* Start *

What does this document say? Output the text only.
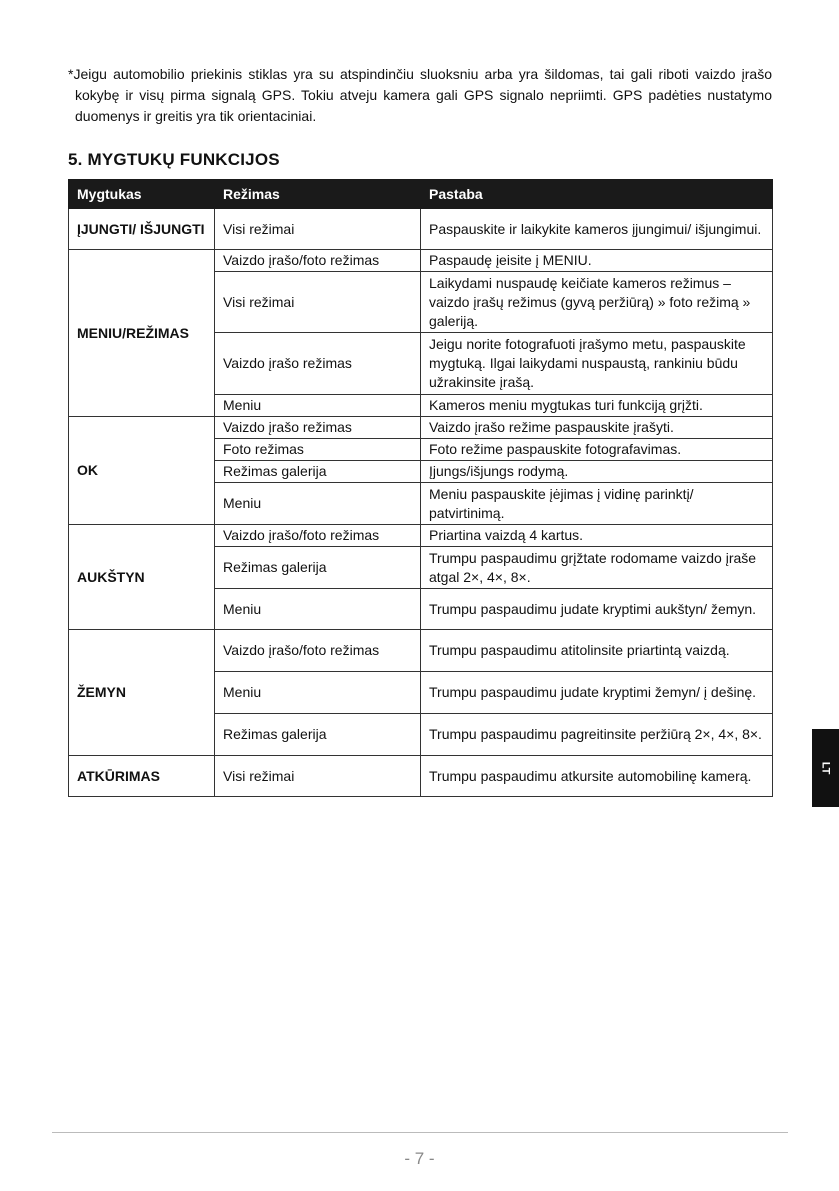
*Jeigu automobilio priekinis stiklas yra su atspindinčiu sluoksniu arba yra šildomas, tai gali riboti vaizdo įrašo kokybę ir visų pirma signalą GPS. Tokiu atveju kamera gali GPS signalo nepriimti. GPS padėties nustatymo duomenys ir greitis yra tik orientaciniai.
5. MYGTUKŲ FUNKCIJOS
Mygtukas	Režimas	Pastaba
ĮJUNGTI/ IŠJUNGTI	Visi režimai	Paspauskite ir laikykite kameros įjungimui/ išjungimui.
MENIU/REŽIMAS	Vaizdo įrašo/foto režimas	Paspaudę įeisite į MENIU.
	Visi režimai	Laikydami nuspaudę keičiate kameros režimus – vaizdo įrašų režimus (gyvą peržiūrą) » foto režimą » galeriją.
	Vaizdo įrašo režimas	Jeigu norite fotografuoti įrašymo metu, paspauskite mygtuką. Ilgai laikydami nuspaustą, rankiniu būdu užrakinsite įrašą.
	Meniu	Kameros meniu mygtukas turi funkciją grįžti.
OK	Vaizdo įrašo režimas	Vaizdo įrašo režime paspauskite įrašyti.
	Foto režimas	Foto režime paspauskite fotografavimas.
	Režimas galerija	Įjungs/išjungs rodymą.
	Meniu	Meniu paspauskite įėjimas į vidinę parinktį/ patvirtinimą.
AUKŠTYN	Vaizdo įrašo/foto režimas	Priartina vaizdą 4 kartus.
	Režimas galerija	Trumpu paspaudimu grįžtate rodomame vaizdo įraše atgal 2×, 4×, 8×.
	Meniu	Trumpu paspaudimu judate kryptimi aukštyn/ žemyn.
ŽEMYN	Vaizdo įrašo/foto režimas	Trumpu paspaudimu atitolinsite priartintą vaizdą.
	Meniu	Trumpu paspaudimu judate kryptimi žemyn/ į dešinę.
	Režimas galerija	Trumpu paspaudimu pagreitinsite peržiūrą 2×, 4×, 8×.
ATKŪRIMAS	Visi režimai	Trumpu paspaudimu atkursite automobilinę kamerą.	LT
- 7 -
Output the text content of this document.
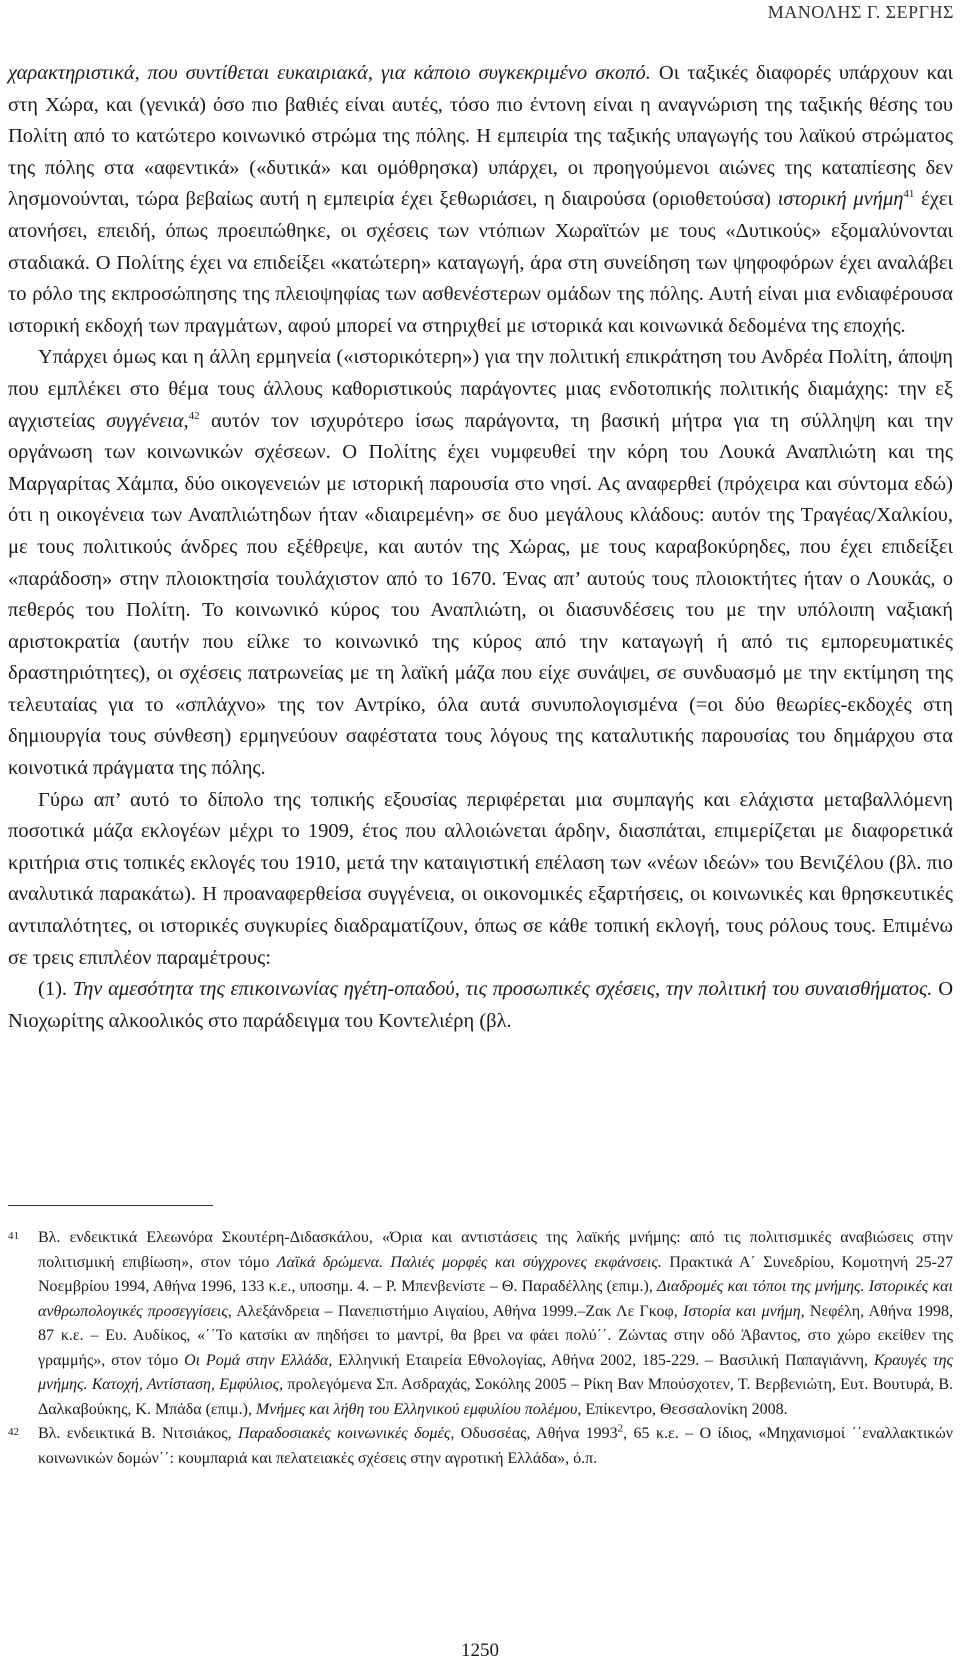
ΜΑΝΟΛΗΣ Γ. ΣΕΡΓΗΣ

χαρακτηριστικά, που συντίθεται ευκαιριακά, για κάποιο συγκεκριμένο σκοπό. Οι ταξικές διαφορές υπάρχουν και στη Χώρα, και (γενικά) όσο πιο βαθιές είναι αυτές, τόσο πιο έντονη είναι η αναγνώριση της ταξικής θέσης του Πολίτη από το κατώτερο κοινωνικό στρώμα της πόλης. Η εμπειρία της ταξικής υπαγωγής του λαϊκού στρώματος της πόλης στα «αφεντικά» («δυτικά» και ομόθρησκα) υπάρχει, οι προηγούμενοι αιώνες της καταπίεσης δεν λησμονούνται, τώρα βεβαίως αυτή η εμπειρία έχει ξεθωριάσει, η διαιρούσα (οριοθετούσα) ιστορική μνήμη$^{41}$ έχει ατονήσει, επειδή, όπως προειπώθηκε, οι σχέσεις των ντόπιων Χωραϊτών με τους «Δυτικούς» εξομαλύνονται σταδιακά. Ο Πολίτης έχει να επιδείξει «κατώτερη» καταγωγή, άρα στη συνείδηση των ψηφοφόρων έχει αναλάβει το ρόλο της εκπροσώπησης της πλειοψηφίας των ασθενέστερων ομάδων της πόλης. Αυτή είναι μια ενδιαφέρουσα ιστορική εκδοχή των πραγμάτων, αφού μπορεί να στηριχθεί με ιστορικά και κοινωνικά δεδομένα της εποχής.

Υπάρχει όμως και η άλλη ερμηνεία («ιστορικότερη») για την πολιτική επικράτηση του Ανδρέα Πολίτη, άποψη που εμπλέκει στο θέμα τους άλλους καθοριστικούς παράγοντες μιας ενδοτοπικής πολιτικής διαμάχης: την εξ αγχιστείας συγγένεια,$^{42}$ αυτόν τον ισχυρότερο ίσως παράγοντα, τη βασική μήτρα για τη σύλληψη και την οργάνωση των κοινωνικών σχέσεων. Ο Πολίτης έχει νυμφευθεί την κόρη του Λουκά Αναπλιώτη και της Μαργαρίτας Χάμπα, δύο οικογενειών με ιστορική παρουσία στο νησί. Ας αναφερθεί (πρόχειρα και σύντομα εδώ) ότι η οικογένεια των Αναπλιώτηδων ήταν «διαιρεμένη» σε δυο μεγάλους κλάδους: αυτόν της Τραγέας/Χαλκίου, με τους πολιτικούς άνδρες που εξέθρεψε, και αυτόν της Χώρας, με τους καραβοκύρηδες, που έχει επιδείξει «παράδοση» στην πλοιοκτησία τουλάχιστον από το 1670. Ένας απ’ αυτούς τους πλοιοκτήτες ήταν ο Λουκάς, ο πεθερός του Πολίτη. Το κοινωνικό κύρος του Αναπλιώτη, οι διασυνδέσεις του με την υπόλοιπη ναξιακή αριστοκρατία (αυτήν που είλκε το κοινωνικό της κύρος από την καταγωγή ή από τις εμπορευματικές δραστηριότητες), οι σχέσεις πατρωνείας με τη λαϊκή μάζα που είχε συνάψει, σε συνδυασμό με την εκτίμηση της τελευταίας για το «σπλάχνο» της τον Αντρίκο, όλα αυτά συνυπολογισμένα (=οι δύο θεωρίες-εκδοχές στη δημιουργία τους σύνθεση) ερμηνεύουν σαφέστατα τους λόγους της καταλυτικής παρουσίας του δημάρχου στα κοινοτικά πράγματα της πόλης.

Γύρω απ’ αυτό το δίπολο της τοπικής εξουσίας περιφέρεται μια συμπαγής και ελάχιστα μεταβαλλόμενη ποσοτικά μάζα εκλογέων μέχρι το 1909, έτος που αλλοιώνεται άρδην, διασπάται, επιμερίζεται με διαφορετικά κριτήρια στις τοπικές εκλογές του 1910, μετά την καταιγιστική επέλαση των «νέων ιδεών» του Βενιζέλου (βλ. πιο αναλυτικά παρακάτω). Η προαναφερθείσα συγγένεια, οι οικονομικές εξαρτήσεις, οι κοινωνικές και θρησκευτικές αντιπαλότητες, οι ιστορικές συγκυρίες διαδραματίζουν, όπως σε κάθε τοπική εκλογή, τους ρόλους τους. Επιμένω σε τρεις επιπλέον παραμέτρους:

(1). Την αμεσότητα της επικοινωνίας ηγέτη-οπαδού, τις προσωπικές σχέσεις, την πολιτική του συναισθήματος. Ο Νιοχωρίτης αλκοολικός στο παράδειγμα του Κοντελιέρη (βλ.

41 Βλ. ενδεικτικά Ελεωνόρα Σκουτέρη-Διδασκάλου, «Όρια και αντιστάσεις της λαϊκής μνήμης: από τις πολιτισμικές αναβιώσεις στην πολιτισμική επιβίωση», στον τόμο Λαϊκά δρώμενα. Παλιές μορφές και σύγχρονες εκφάνσεις. Πρακτικά Α΄ Συνεδρίου, Κομοτηνή 25-27 Νοεμβρίου 1994, Αθήνα 1996, 133 κ.ε., υποσημ. 4. – Ρ. Μπενβενίστε – Θ. Παραδέλλης (επιμ.), Διαδρομές και τόποι της μνήμης. Ιστορικές και ανθρωπολογικές προσεγγίσεις, Αλεξάνδρεια – Πανεπιστήμιο Αιγαίου, Αθήνα 1999.–Ζακ Λε Γκοφ, Ιστορία και μνήμη, Νεφέλη, Αθήνα 1998, 87 κ.ε. – Ευ. Αυδίκος, «΄΄Το κατσίκι αν πηδήσει το μαντρί, θα βρει να φάει πολύ΄΄. Ζώντας στην οδό Άβαντος, στο χώρο εκείθεν της γραμμής», στον τόμο Οι Ρομά στην Ελλάδα, Ελληνική Εταιρεία Εθνολογίας, Αθήνα 2002, 185-229. – Βασιλική Παπαγιάννη, Κραυγές της μνήμης. Κατοχή, Αντίσταση, Εμφύλιος, προλεγόμενα Σπ. Ασδραχάς, Σοκόλης 2005 – Ρίκη Βαν Μπούσχοτεν, Τ. Βερβενιώτη, Ευτ. Βουτυρά, Β. Δαλκαβούκης, Κ. Μπάδα (επιμ.), Μνήμες και λήθη του Ελληνικού εμφυλίου πολέμου, Επίκεντρο, Θεσσαλονίκη 2008.
42 Βλ. ενδεικτικά Β. Νιτσιάκος, Παραδοσιακές κοινωνικές δομές, Οδυσσέας, Αθήνα 1993$^2$, 65 κ.ε. – Ο ίδιος, «Μηχανισμοί ΄΄εναλλακτικών κοινωνικών δομών΄΄: κουμπαριά και πελατειακές σχέσεις στην αγροτική Ελλάδα», ό.π.
1250
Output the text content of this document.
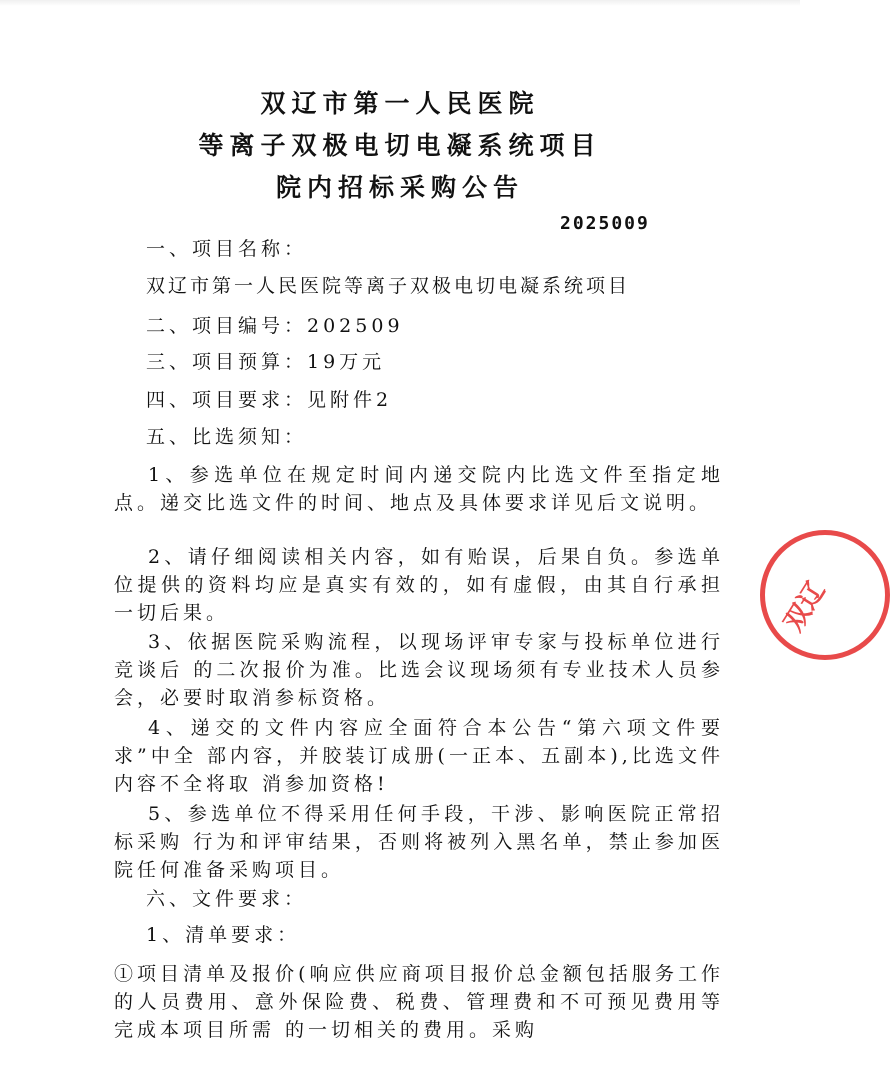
双辽市第一人民医院
等离子双极电切电凝系统项目
院内招标采购公告
2025009
一、项目名称：
双辽市第一人民医院等离子双极电切电凝系统项目
二、项目编号：202509
三、项目预算：19万元
四、项目要求：见附件2
五、比选须知：
1、参选单位在规定时间内递交院内比选文件至指定地点。递交比选文件的时间、地点及具体要求详见后文说明。
2、请仔细阅读相关内容，如有贻误，后果自负。参选单位提供的资料均应是真实有效的，如有虚假，由其自行承担一切后果。
3、依据医院采购流程，以现场评审专家与投标单位进行竞谈后 的二次报价为准。比选会议现场须有专业技术人员参会，必要时取消参标资格。
4、递交的文件内容应全面符合本公告“第六项文件要求”中全 部内容，并胶装订成册(一正本、五副本),比选文件内容不全将取 消参加资格!
5、参选单位不得采用任何手段，干涉、影响医院正常招标采购 行为和评审结果，否则将被列入黑名单，禁止参加医院任何准备采购项目。
六、文件要求：
1、清单要求：
①项目清单及报价(响应供应商项目报价总金额包括服务工作的人员费用、意外保险费、税费、管理费和不可预见费用等完成本项目所需 的一切相关的费用。采购
双辽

* End *

Problem requirements
Extract all lines that hold the word "μνήμη".

Solved exercise
χαρακτηριστικά, που συντίθεται ευκαιριακά, για κάποιο συγκεκριμένο σκοπό. Οι ταξικές διαφορές υπάρχουν και στη Χώρα, και (γενικά) όσο πιο βαθιές είναι αυτές, τόσο πιο έντονη είναι η αναγνώριση της ταξικής θέσης του Πολίτη από το κατώτερο κοινωνικό στρώμα της πόλης. Η εμπειρία της ταξικής υπαγωγής του λαϊκού στρώματος της πόλης στα «αφεντικά» («δυτικά» και ομόθρησκα) υπάρχει, οι προηγούμενοι αιώνες της καταπίεσης δεν λησμονούνται, τώρα βεβαίως αυτή η εμπειρία έχει ξεθωριάσει, η διαιρούσα (οριοθετούσα) ιστορική μνήμη$^{41}$ έχει ατονήσει, επειδή, όπως προειπώθηκε, οι σχέσεις των ντόπιων Χωραϊτών με τους «Δυτικούς» εξομαλύνονται σταδιακά. Ο Πολίτης έχει να επιδείξει «κατώτερη» καταγωγή, άρα στη συνείδηση των ψηφοφόρων έχει αναλάβει το ρόλο της εκπροσώπησης της πλειοψηφίας των ασθενέστερων ομάδων της πόλης. Αυτή είναι μια ενδιαφέρουσα ιστορική εκδοχή των πραγμάτων, αφού μπορεί να στηριχθεί με ιστορικά και κοινωνικά δεδομένα της εποχής.
41 Βλ. ενδεικτικά Ελεωνόρα Σκουτέρη-Διδασκάλου, «Όρια και αντιστάσεις της λαϊκής μνήμης: από τις πολιτισμικές αναβιώσεις στην πολιτισμική επιβίωση», στον τόμο Λαϊκά δρώμενα. Παλιές μορφές και σύγχρονες εκφάνσεις. Πρακτικά Α΄ Συνεδρίου, Κομοτηνή 25-27 Νοεμβρίου 1994, Αθήνα 1996, 133 κ.ε., υποσημ. 4. – Ρ. Μπενβενίστε – Θ. Παραδέλλης (επιμ.), Διαδρομές και τόποι της μνήμης. Ιστορικές και ανθρωπολογικές προσεγγίσεις, Αλεξάνδρεια – Πανεπιστήμιο Αιγαίου, Αθήνα 1999.–Ζακ Λε Γκοφ, Ιστορία και μνήμη, Νεφέλη, Αθήνα 1998, 87 κ.ε. – Ευ. Αυδίκος, «΄΄Το κατσίκι αν πηδήσει το μαντρί, θα βρει να φάει πολύ΄΄. Ζώντας στην οδό Άβαντος, στο χώρο εκείθεν της γραμμής», στον τόμο Οι Ρομά στην Ελλάδα, Ελληνική Εταιρεία Εθνολογίας, Αθήνα 2002, 185-229. – Βασιλική Παπαγιάννη, Κραυγές της μνήμης. Κατοχή, Αντίσταση, Εμφύλιος, προλεγόμενα Σπ. Ασδραχάς, Σοκόλης 2005 – Ρίκη Βαν Μπούσχοτεν, Τ. Βερβενιώτη, Ευτ. Βουτυρά, Β. Δαλκαβούκης, Κ. Μπάδα (επιμ.), Μνήμες και λήθη του Ελληνικού εμφυλίου πολέμου, Επίκεντρο, Θεσσαλονίκη 2008.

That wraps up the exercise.